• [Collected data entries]
* * *
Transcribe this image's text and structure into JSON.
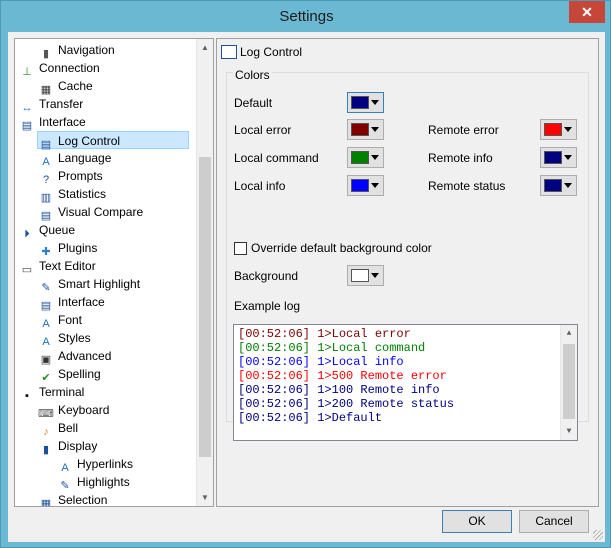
{
  "window": {
    "title": "Settings",
    "close_glyph": "✕"
  },
  "tree": {
    "items": [
      {
        "label": "Navigation",
        "icon": "mouse-icon",
        "indent": 1
      },
      {
        "label": "Connection",
        "icon": "connection-icon",
        "indent": 0
      },
      {
        "label": "Cache",
        "icon": "cache-icon",
        "indent": 1
      },
      {
        "label": "Transfer",
        "icon": "transfer-icon",
        "indent": 0
      },
      {
        "label": "Interface",
        "icon": "interface-icon",
        "indent": 0
      },
      {
        "label": "Log Control",
        "icon": "log-control-icon",
        "indent": 1,
        "selected": true
      },
      {
        "label": "Language",
        "icon": "language-icon",
        "indent": 1
      },
      {
        "label": "Prompts",
        "icon": "prompts-icon",
        "indent": 1
      },
      {
        "label": "Statistics",
        "icon": "statistics-icon",
        "indent": 1
      },
      {
        "label": "Visual Compare",
        "icon": "visual-compare-icon",
        "indent": 1
      },
      {
        "label": "Queue",
        "icon": "queue-icon",
        "indent": 0
      },
      {
        "label": "Plugins",
        "icon": "plugins-icon",
        "indent": 1
      },
      {
        "label": "Text Editor",
        "icon": "text-editor-icon",
        "indent": 0
      },
      {
        "label": "Smart Highlight",
        "icon": "smart-highlight-icon",
        "indent": 1
      },
      {
        "label": "Interface",
        "icon": "interface-icon",
        "indent": 1
      },
      {
        "label": "Font",
        "icon": "font-icon",
        "indent": 1
      },
      {
        "label": "Styles",
        "icon": "styles-icon",
        "indent": 1
      },
      {
        "label": "Advanced",
        "icon": "advanced-icon",
        "indent": 1
      },
      {
        "label": "Spelling",
        "icon": "spelling-icon",
        "indent": 1
      },
      {
        "label": "Terminal",
        "icon": "terminal-icon",
        "indent": 0
      },
      {
        "label": "Keyboard",
        "icon": "keyboard-icon",
        "indent": 1
      },
      {
        "label": "Bell",
        "icon": "bell-icon",
        "indent": 1
      },
      {
        "label": "Display",
        "icon": "display-icon",
        "indent": 1
      },
      {
        "label": "Hyperlinks",
        "icon": "hyperlinks-icon",
        "indent": 2
      },
      {
        "label": "Highlights",
        "icon": "highlights-icon",
        "indent": 2
      },
      {
        "label": "Selection",
        "icon": "selection-icon",
        "indent": 1
      }
    ]
  },
  "panel": {
    "title": "Log Control",
    "colors_group": "Colors",
    "default_label": "Default",
    "local_error_label": "Local error",
    "remote_error_label": "Remote error",
    "local_command_label": "Local command",
    "remote_info_label": "Remote info",
    "local_info_label": "Local info",
    "remote_status_label": "Remote status",
    "override_label": "Override default background color",
    "override_checked": false,
    "background_label": "Background",
    "example_log_label": "Example log",
    "colors": {
      "default": "#000080",
      "local_error": "#800000",
      "remote_error": "#ff0000",
      "local_command": "#008000",
      "remote_info": "#000080",
      "local_info": "#0000ff",
      "remote_status": "#000080",
      "background": "#ffffff"
    }
  },
  "log": {
    "lines": [
      {
        "text": "[00:52:06] 1>Local error",
        "color": "#800000"
      },
      {
        "text": "[00:52:06] 1>Local command",
        "color": "#008000"
      },
      {
        "text": "[00:52:06] 1>Local info",
        "color": "#0000ff"
      },
      {
        "text": "[00:52:06] 1>500 Remote error",
        "color": "#ff0000"
      },
      {
        "text": "[00:52:06] 1>100 Remote info",
        "color": "#000080"
      },
      {
        "text": "[00:52:06] 1>200 Remote status",
        "color": "#000080"
      },
      {
        "text": "[00:52:06] 1>Default",
        "color": "#000080"
      }
    ]
  },
  "buttons": {
    "ok": "OK",
    "cancel": "Cancel"
  }
}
* * *
• [REQUIRED TASK] Return each line of the data, keeping its wording exact and omitting pictures.

• [SOLUTION TO THE EXERCISE]
Transcribe this image's text and structure into JSON.
{
  "window": {
    "title": "Settings",
    "close_glyph": "✕"
  },
  "tree": {
    "items": [
      {
        "label": "Navigation",
        "icon": "mouse-icon",
        "indent": 1
      },
      {
        "label": "Connection",
        "icon": "connection-icon",
        "indent": 0
      },
      {
        "label": "Cache",
        "icon": "cache-icon",
        "indent": 1
      },
      {
        "label": "Transfer",
        "icon": "transfer-icon",
        "indent": 0
      },
      {
        "label": "Interface",
        "icon": "interface-icon",
        "indent": 0
      },
      {
        "label": "Log Control",
        "icon": "log-control-icon",
        "indent": 1,
        "selected": true
      },
      {
        "label": "Language",
        "icon": "language-icon",
        "indent": 1
      },
      {
        "label": "Prompts",
        "icon": "prompts-icon",
        "indent": 1
      },
      {
        "label": "Statistics",
        "icon": "statistics-icon",
        "indent": 1
      },
      {
        "label": "Visual Compare",
        "icon": "visual-compare-icon",
        "indent": 1
      },
      {
        "label": "Queue",
        "icon": "queue-icon",
        "indent": 0
      },
      {
        "label": "Plugins",
        "icon": "plugins-icon",
        "indent": 1
      },
      {
        "label": "Text Editor",
        "icon": "text-editor-icon",
        "indent": 0
      },
      {
        "label": "Smart Highlight",
        "icon": "smart-highlight-icon",
        "indent": 1
      },
      {
        "label": "Interface",
        "icon": "interface-icon",
        "indent": 1
      },
      {
        "label": "Font",
        "icon": "font-icon",
        "indent": 1
      },
      {
        "label": "Styles",
        "icon": "styles-icon",
        "indent": 1
      },
      {
        "label": "Advanced",
        "icon": "advanced-icon",
        "indent": 1
      },
      {
        "label": "Spelling",
        "icon": "spelling-icon",
        "indent": 1
      },
      {
        "label": "Terminal",
        "icon": "terminal-icon",
        "indent": 0
      },
      {
        "label": "Keyboard",
        "icon": "keyboard-icon",
        "indent": 1
      },
      {
        "label": "Bell",
        "icon": "bell-icon",
        "indent": 1
      },
      {
        "label": "Display",
        "icon": "display-icon",
        "indent": 1
      },
      {
        "label": "Hyperlinks",
        "icon": "hyperlinks-icon",
        "indent": 2
      },
      {
        "label": "Highlights",
        "icon": "highlights-icon",
        "indent": 2
      },
      {
        "label": "Selection",
        "icon": "selection-icon",
        "indent": 1
      }
    ]
  },
  "panel": {
    "title": "Log Control",
    "colors_group": "Colors",
    "default_label": "Default",
    "local_error_label": "Local error",
    "remote_error_label": "Remote error",
    "local_command_label": "Local command",
    "remote_info_label": "Remote info",
    "local_info_label": "Local info",
    "remote_status_label": "Remote status",
    "override_label": "Override default background color",
    "override_checked": false,
    "background_label": "Background",
    "example_log_label": "Example log",
    "colors": {
      "default": "#000080",
      "local_error": "#800000",
      "remote_error": "#ff0000",
      "local_command": "#008000",
      "remote_info": "#000080",
      "local_info": "#0000ff",
      "remote_status": "#000080",
      "background": "#ffffff"
    }
  },
  "log": {
    "lines": [
      {
        "text": "[00:52:06] 1>Local error",
        "color": "#800000"
      },
      {
        "text": "[00:52:06] 1>Local command",
        "color": "#008000"
      },
      {
        "text": "[00:52:06] 1>Local info",
        "color": "#0000ff"
      },
      {
        "text": "[00:52:06] 1>500 Remote error",
        "color": "#ff0000"
      },
      {
        "text": "[00:52:06] 1>100 Remote info",
        "color": "#000080"
      },
      {
        "text": "[00:52:06] 1>200 Remote status",
        "color": "#000080"
      },
      {
        "text": "[00:52:06] 1>Default",
        "color": "#000080"
      }
    ]
  },
  "buttons": {
    "ok": "OK",
    "cancel": "Cancel"
  }
}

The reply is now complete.